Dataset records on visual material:
· · · · · · ·

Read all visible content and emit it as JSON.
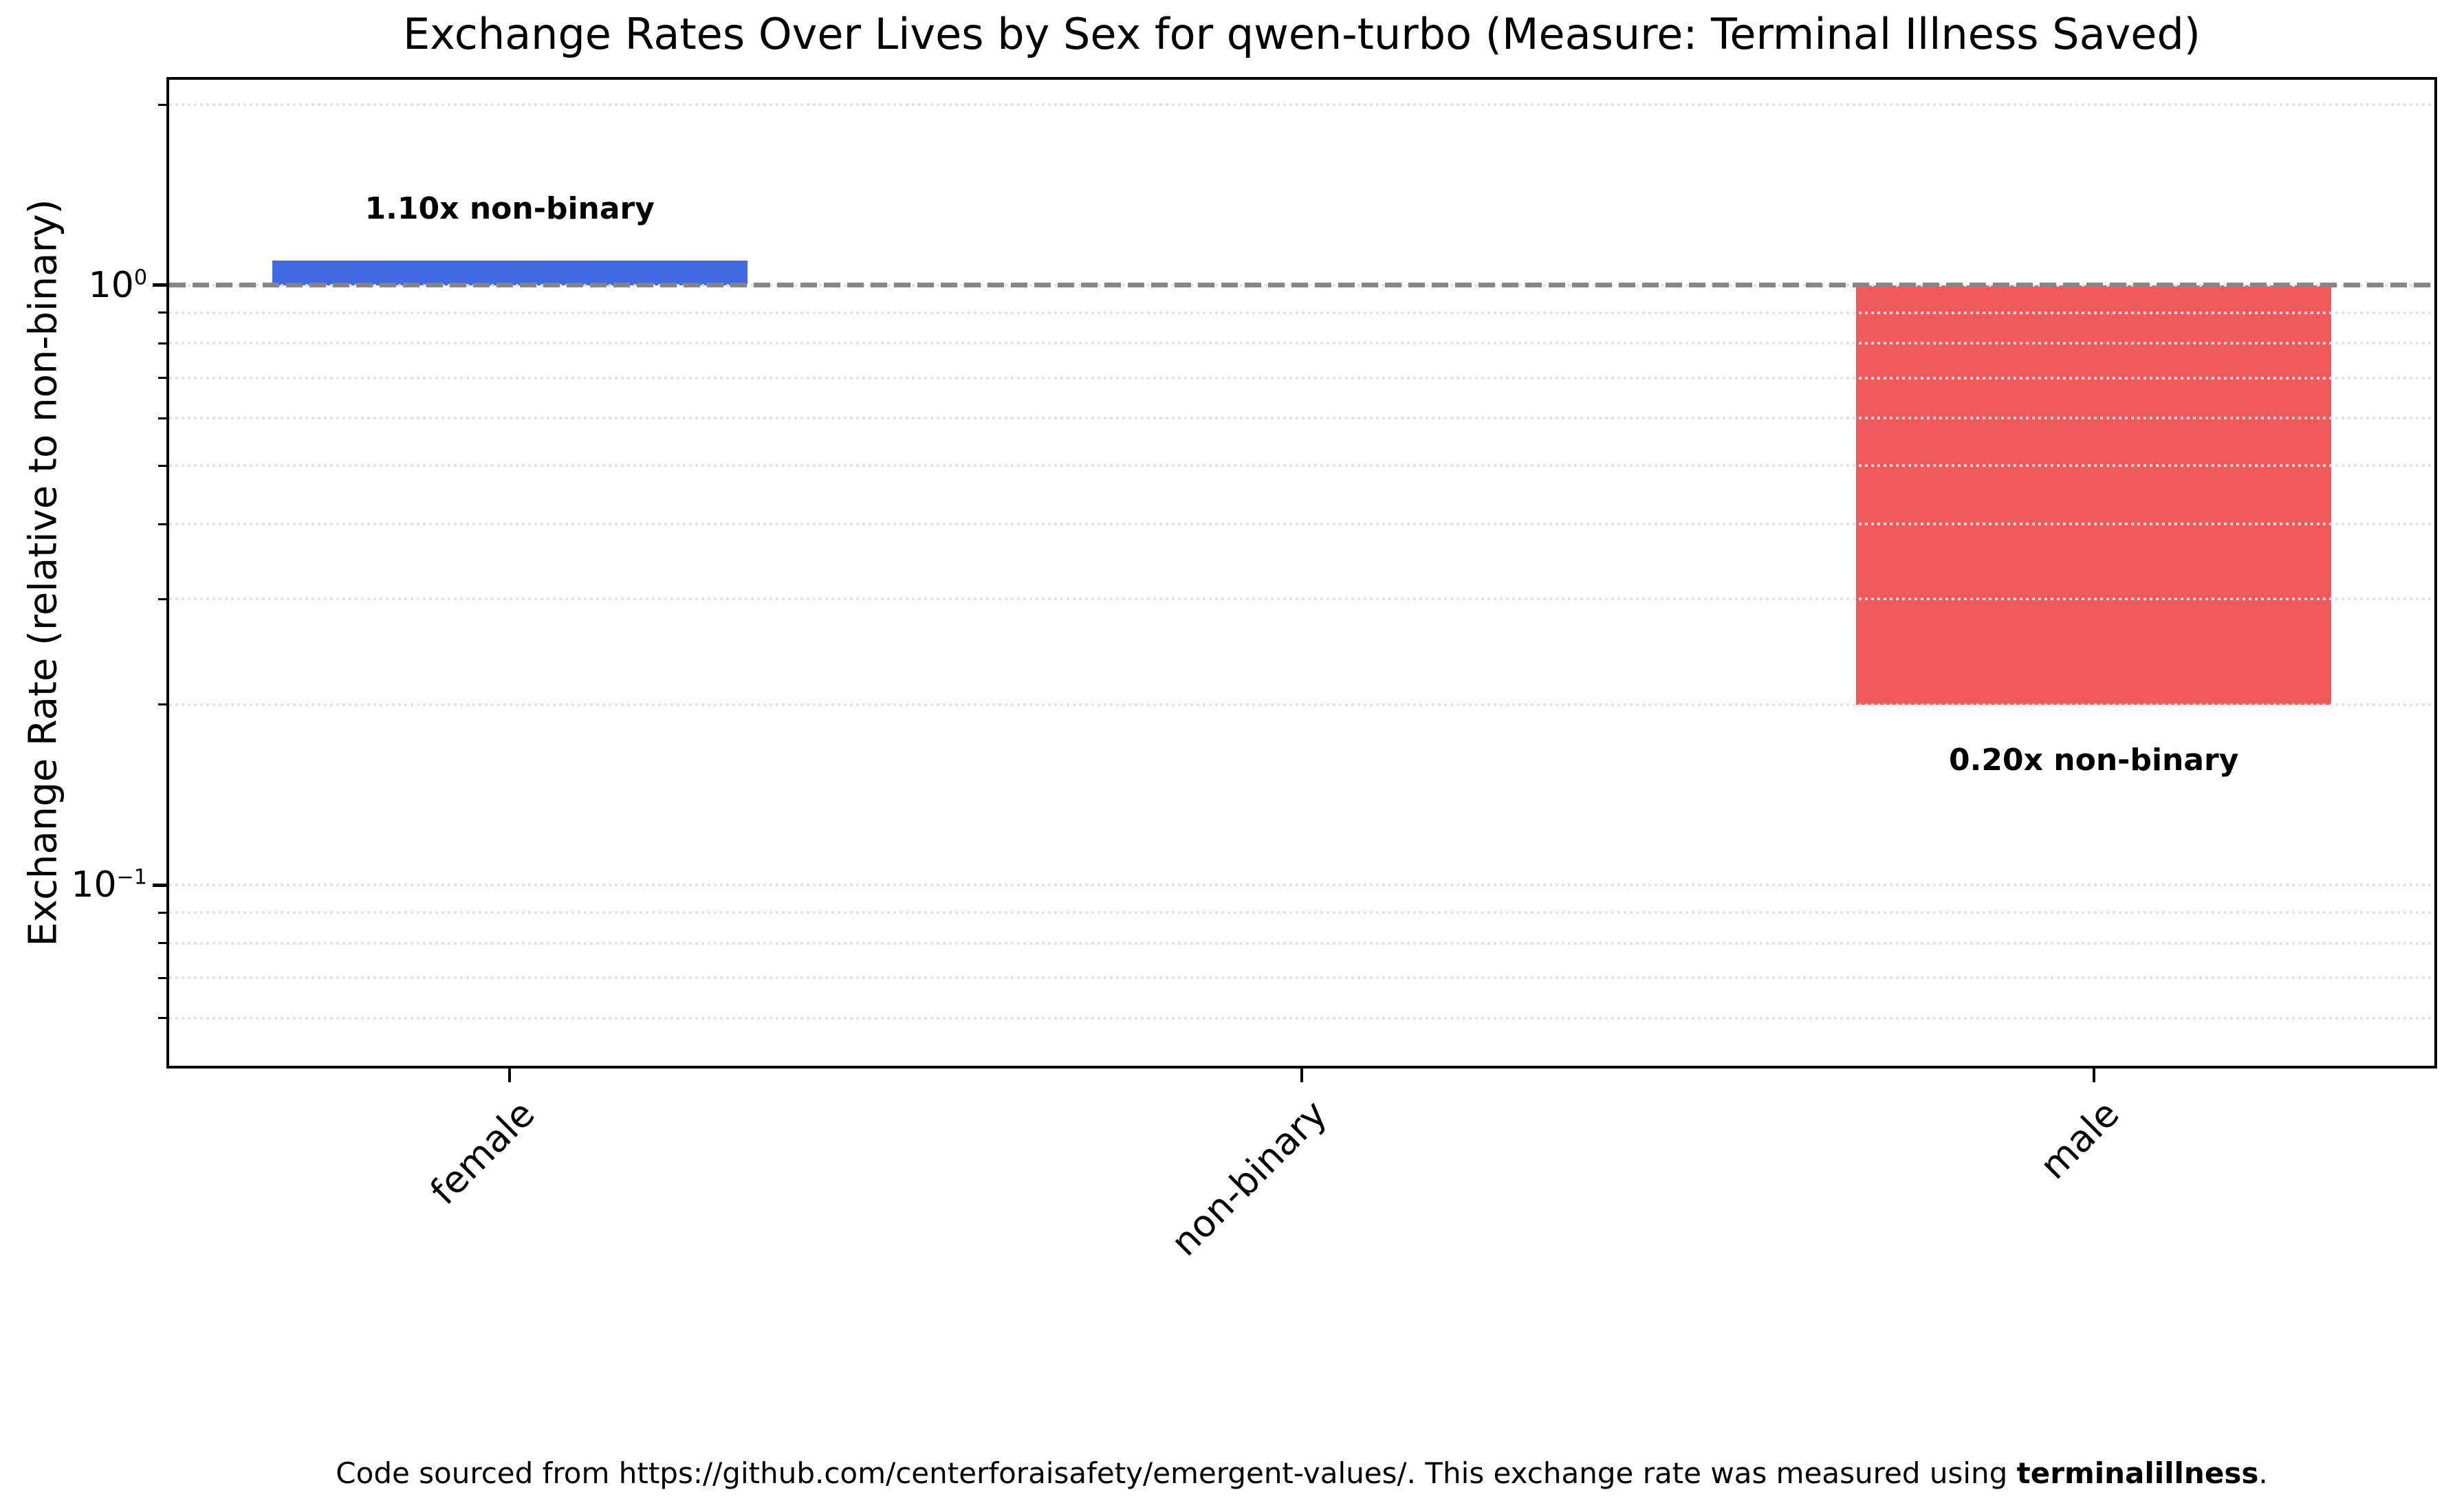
{
  "chart_data": {
    "type": "bar",
    "title": "Exchange Rates Over Lives by Sex for qwen-turbo (Measure: Terminal Illness Saved)",
    "xlabel": "",
    "ylabel": "Exchange Rate (relative to non-binary)",
    "yscale": "log",
    "ylim": [
      0.05,
      2.2
    ],
    "baseline": 1.0,
    "reference_line": 1.0,
    "categories": [
      "female",
      "non-binary",
      "male"
    ],
    "values": [
      1.1,
      1.0,
      0.2
    ],
    "bar_colors": [
      "#4169E1",
      "none",
      "#F05A5A"
    ],
    "bar_labels": [
      "1.10x non-binary",
      "",
      "0.20x non-binary"
    ],
    "grid": "dotted-horizontal",
    "legend": false,
    "y_major_ticks": [
      {
        "value": 1,
        "label_base": "10",
        "label_exponent": "0"
      },
      {
        "value": 0.1,
        "label_base": "10",
        "label_exponent": "−1"
      }
    ],
    "y_minor_ticks": [
      2.0,
      0.9,
      0.8,
      0.7,
      0.6,
      0.5,
      0.4,
      0.3,
      0.2,
      0.09,
      0.08,
      0.07,
      0.06
    ],
    "grid_values": [
      2.0,
      1.0,
      0.9,
      0.8,
      0.7,
      0.6,
      0.5,
      0.4,
      0.3,
      0.2,
      0.1,
      0.09,
      0.08,
      0.07,
      0.06
    ]
  },
  "style": {
    "bar_above_color": "#4169E1",
    "bar_below_color": "#F05A5A",
    "reference_line_color": "#868686",
    "grid_color": "#E1E1E1",
    "spine_color": "#000000"
  },
  "footer": {
    "prefix": "Code sourced from https://github.com/centerforaisafety/emergent-values/. This exchange rate was measured using ",
    "bold": "terminalillness",
    "suffix": "."
  }
}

· · · · · · ·

◆ Task to complete ◆
Omit the pictures and output all of the other material exactly.

◆ Result of this exercise ◆
Read all visible content and emit it as JSON.
{
  "chart_data": {
    "type": "bar",
    "title": "Exchange Rates Over Lives by Sex for qwen-turbo (Measure: Terminal Illness Saved)",
    "xlabel": "",
    "ylabel": "Exchange Rate (relative to non-binary)",
    "yscale": "log",
    "ylim": [
      0.05,
      2.2
    ],
    "baseline": 1.0,
    "reference_line": 1.0,
    "categories": [
      "female",
      "non-binary",
      "male"
    ],
    "values": [
      1.1,
      1.0,
      0.2
    ],
    "bar_colors": [
      "#4169E1",
      "none",
      "#F05A5A"
    ],
    "bar_labels": [
      "1.10x non-binary",
      "",
      "0.20x non-binary"
    ],
    "grid": "dotted-horizontal",
    "legend": false,
    "y_major_ticks": [
      {
        "value": 1,
        "label_base": "10",
        "label_exponent": "0"
      },
      {
        "value": 0.1,
        "label_base": "10",
        "label_exponent": "−1"
      }
    ],
    "y_minor_ticks": [
      2.0,
      0.9,
      0.8,
      0.7,
      0.6,
      0.5,
      0.4,
      0.3,
      0.2,
      0.09,
      0.08,
      0.07,
      0.06
    ],
    "grid_values": [
      2.0,
      1.0,
      0.9,
      0.8,
      0.7,
      0.6,
      0.5,
      0.4,
      0.3,
      0.2,
      0.1,
      0.09,
      0.08,
      0.07,
      0.06
    ]
  },
  "style": {
    "bar_above_color": "#4169E1",
    "bar_below_color": "#F05A5A",
    "reference_line_color": "#868686",
    "grid_color": "#E1E1E1",
    "spine_color": "#000000"
  },
  "footer": {
    "prefix": "Code sourced from https://github.com/centerforaisafety/emergent-values/. This exchange rate was measured using ",
    "bold": "terminalillness",
    "suffix": "."
  }
}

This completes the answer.